#### [Required work]
Work out how many lines in the data hold the word "text", and reply with that number only.

#### [Part of a data file]
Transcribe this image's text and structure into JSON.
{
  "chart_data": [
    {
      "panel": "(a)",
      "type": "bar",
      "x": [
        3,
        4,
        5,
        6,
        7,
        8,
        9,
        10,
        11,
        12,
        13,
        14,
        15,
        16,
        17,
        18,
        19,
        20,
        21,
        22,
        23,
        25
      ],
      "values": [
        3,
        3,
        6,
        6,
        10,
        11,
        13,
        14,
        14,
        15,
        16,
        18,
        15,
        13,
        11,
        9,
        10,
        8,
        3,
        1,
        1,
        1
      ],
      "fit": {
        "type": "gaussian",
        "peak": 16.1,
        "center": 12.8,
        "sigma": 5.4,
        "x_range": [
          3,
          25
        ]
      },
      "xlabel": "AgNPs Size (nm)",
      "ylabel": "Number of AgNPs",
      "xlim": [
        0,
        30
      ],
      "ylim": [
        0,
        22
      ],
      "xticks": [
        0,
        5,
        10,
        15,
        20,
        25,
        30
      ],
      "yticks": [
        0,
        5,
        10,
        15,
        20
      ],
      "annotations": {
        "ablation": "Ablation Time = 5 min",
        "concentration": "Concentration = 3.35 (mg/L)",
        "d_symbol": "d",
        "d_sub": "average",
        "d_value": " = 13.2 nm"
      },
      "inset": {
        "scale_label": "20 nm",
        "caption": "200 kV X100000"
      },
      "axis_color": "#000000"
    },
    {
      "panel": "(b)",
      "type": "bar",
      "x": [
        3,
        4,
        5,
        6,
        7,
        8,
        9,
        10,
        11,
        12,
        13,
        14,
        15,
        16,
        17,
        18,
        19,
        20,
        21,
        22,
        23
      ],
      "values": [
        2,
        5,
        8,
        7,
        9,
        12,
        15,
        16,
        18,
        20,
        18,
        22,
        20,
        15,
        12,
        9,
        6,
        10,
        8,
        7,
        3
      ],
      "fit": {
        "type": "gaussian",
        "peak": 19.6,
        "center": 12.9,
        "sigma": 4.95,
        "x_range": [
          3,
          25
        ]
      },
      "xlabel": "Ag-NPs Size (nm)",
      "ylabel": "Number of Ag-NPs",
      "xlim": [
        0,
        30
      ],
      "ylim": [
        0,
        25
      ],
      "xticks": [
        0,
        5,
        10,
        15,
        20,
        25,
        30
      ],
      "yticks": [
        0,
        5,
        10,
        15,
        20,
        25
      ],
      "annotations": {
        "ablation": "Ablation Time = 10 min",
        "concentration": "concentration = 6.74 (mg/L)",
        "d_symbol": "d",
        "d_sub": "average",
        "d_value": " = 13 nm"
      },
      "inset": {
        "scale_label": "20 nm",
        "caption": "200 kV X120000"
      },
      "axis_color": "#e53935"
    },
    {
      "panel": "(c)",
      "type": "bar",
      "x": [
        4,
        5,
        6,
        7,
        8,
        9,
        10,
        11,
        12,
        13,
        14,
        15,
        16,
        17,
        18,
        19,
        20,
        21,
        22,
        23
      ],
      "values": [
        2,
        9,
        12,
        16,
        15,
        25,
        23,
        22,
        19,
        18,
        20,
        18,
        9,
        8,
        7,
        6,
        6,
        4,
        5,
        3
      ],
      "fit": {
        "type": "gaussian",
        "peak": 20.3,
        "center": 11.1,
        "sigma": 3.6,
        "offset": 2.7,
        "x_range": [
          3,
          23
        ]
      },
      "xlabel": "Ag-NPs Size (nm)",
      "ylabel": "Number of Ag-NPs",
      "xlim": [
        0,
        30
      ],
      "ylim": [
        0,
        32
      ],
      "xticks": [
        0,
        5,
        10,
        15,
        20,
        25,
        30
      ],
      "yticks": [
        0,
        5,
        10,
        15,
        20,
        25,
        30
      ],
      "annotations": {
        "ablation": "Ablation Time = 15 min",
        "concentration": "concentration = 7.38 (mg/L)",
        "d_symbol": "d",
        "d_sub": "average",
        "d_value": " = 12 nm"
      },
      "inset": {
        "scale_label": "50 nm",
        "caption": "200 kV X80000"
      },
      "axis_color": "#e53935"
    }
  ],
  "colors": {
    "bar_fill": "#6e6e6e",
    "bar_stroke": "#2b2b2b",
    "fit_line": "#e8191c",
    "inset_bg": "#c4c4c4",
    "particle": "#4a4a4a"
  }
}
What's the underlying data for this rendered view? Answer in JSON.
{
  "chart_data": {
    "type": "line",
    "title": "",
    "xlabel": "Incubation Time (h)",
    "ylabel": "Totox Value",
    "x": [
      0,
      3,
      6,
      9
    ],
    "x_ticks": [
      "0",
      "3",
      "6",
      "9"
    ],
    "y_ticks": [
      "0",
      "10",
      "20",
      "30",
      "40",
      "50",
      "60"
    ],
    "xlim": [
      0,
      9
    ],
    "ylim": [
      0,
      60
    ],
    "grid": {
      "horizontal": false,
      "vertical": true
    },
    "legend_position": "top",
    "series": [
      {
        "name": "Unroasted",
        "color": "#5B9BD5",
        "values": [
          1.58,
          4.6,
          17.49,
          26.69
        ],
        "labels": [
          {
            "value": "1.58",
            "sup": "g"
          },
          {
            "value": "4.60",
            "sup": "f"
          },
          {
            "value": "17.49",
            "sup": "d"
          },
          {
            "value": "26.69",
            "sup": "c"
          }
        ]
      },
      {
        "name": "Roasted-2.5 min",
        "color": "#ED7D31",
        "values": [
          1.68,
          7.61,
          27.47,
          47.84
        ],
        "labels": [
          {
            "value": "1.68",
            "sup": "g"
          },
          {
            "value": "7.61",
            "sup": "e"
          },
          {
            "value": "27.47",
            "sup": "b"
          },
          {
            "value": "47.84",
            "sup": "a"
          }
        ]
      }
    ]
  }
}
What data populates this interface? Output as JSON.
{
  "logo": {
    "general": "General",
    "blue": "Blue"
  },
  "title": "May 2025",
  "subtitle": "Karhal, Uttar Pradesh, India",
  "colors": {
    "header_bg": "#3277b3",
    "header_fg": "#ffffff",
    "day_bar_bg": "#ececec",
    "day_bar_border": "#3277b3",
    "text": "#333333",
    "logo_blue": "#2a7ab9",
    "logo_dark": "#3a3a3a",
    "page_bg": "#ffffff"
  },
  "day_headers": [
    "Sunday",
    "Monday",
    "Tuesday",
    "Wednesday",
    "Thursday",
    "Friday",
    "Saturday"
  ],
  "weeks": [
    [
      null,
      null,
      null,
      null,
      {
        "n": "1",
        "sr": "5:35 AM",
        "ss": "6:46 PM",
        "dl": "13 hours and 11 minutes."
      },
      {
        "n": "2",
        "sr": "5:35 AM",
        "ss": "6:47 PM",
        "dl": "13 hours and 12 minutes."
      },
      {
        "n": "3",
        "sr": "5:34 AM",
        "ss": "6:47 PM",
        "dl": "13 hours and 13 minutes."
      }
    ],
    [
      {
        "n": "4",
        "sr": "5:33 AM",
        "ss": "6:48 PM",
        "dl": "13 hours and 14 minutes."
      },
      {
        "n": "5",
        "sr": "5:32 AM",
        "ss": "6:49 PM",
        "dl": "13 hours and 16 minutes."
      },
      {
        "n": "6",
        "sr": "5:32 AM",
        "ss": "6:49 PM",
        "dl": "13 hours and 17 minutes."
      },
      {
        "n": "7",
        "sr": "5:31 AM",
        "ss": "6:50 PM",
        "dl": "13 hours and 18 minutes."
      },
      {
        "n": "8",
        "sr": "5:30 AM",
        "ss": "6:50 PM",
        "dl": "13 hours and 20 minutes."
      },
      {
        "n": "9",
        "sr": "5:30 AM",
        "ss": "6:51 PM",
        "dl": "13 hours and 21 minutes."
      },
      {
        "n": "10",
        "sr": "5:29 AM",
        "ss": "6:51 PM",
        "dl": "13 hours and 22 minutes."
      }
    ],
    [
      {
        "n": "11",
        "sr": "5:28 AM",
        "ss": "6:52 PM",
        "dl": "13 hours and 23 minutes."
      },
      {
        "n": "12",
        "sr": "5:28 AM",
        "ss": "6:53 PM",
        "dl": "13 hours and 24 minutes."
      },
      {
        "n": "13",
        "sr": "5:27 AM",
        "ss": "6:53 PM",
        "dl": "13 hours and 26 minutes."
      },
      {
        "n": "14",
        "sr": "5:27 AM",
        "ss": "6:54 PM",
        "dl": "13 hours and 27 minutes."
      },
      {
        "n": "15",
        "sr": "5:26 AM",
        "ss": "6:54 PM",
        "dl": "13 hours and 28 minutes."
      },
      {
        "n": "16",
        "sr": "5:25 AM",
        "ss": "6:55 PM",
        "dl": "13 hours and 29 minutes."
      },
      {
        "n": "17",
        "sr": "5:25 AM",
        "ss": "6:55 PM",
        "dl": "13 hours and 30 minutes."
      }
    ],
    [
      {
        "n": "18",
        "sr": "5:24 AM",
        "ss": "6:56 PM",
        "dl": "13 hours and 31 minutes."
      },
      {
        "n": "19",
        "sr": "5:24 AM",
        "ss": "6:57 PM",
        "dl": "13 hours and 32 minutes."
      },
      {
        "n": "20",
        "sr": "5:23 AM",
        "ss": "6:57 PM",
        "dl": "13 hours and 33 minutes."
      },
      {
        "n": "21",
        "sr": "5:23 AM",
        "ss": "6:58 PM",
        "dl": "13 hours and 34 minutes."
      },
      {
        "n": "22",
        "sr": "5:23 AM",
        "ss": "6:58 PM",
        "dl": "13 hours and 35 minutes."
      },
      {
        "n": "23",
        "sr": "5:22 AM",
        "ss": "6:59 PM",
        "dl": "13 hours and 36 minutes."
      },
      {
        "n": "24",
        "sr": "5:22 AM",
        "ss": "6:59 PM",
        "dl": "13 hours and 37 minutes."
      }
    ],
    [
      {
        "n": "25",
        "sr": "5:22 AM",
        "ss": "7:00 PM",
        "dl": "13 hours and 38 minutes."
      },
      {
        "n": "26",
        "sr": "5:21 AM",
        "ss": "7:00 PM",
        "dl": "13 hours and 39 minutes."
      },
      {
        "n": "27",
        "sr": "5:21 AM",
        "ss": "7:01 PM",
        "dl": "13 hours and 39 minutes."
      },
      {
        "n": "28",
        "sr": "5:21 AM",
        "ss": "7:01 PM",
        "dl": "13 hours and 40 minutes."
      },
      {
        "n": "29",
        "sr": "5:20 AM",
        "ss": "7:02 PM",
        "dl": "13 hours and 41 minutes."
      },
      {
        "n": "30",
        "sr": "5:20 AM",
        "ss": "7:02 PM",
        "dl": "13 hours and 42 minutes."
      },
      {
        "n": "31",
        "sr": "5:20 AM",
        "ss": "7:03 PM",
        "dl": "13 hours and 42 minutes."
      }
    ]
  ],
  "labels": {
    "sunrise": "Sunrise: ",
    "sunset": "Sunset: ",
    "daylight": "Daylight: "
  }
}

#### [Correct result]
2